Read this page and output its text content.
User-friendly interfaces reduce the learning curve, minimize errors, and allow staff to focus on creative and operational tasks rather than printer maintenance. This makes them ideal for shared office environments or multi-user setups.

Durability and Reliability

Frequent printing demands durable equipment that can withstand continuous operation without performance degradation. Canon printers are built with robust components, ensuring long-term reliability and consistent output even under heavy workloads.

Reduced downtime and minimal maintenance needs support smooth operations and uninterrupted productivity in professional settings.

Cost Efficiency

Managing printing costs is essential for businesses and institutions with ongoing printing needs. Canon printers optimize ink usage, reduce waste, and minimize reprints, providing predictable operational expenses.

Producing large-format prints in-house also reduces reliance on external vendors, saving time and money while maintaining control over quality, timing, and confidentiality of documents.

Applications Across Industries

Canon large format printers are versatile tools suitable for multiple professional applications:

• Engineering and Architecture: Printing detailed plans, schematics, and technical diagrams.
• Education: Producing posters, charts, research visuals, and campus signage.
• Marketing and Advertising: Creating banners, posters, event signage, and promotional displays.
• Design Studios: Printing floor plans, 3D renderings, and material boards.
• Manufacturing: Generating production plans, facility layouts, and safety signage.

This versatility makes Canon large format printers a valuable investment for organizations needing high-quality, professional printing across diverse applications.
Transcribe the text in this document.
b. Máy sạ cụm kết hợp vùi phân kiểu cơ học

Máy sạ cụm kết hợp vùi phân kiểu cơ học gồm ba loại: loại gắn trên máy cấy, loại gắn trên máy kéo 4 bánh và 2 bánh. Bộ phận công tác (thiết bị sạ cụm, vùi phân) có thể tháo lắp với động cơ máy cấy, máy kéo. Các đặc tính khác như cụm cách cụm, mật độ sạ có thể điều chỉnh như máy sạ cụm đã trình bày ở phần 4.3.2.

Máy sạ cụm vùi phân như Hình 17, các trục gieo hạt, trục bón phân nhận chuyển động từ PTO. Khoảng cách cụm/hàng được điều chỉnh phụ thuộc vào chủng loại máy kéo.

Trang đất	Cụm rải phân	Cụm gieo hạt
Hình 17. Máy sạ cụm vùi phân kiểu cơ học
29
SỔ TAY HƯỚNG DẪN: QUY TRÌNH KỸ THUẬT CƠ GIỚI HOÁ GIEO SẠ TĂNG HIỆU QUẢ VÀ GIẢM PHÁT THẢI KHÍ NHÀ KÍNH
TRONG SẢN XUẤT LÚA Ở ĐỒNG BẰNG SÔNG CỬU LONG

--- --- ---

In the records above, locate every line with the string "needs" and copy it.

Result for this exercise:
Reduced downtime and minimal maintenance needs support smooth operations and uninterrupted productivity in professional settings.
Managing printing costs is essential for businesses and institutions with ongoing printing needs. Canon printers optimize ink usage, reduce waste, and minimize reprints, providing predictable operational expenses.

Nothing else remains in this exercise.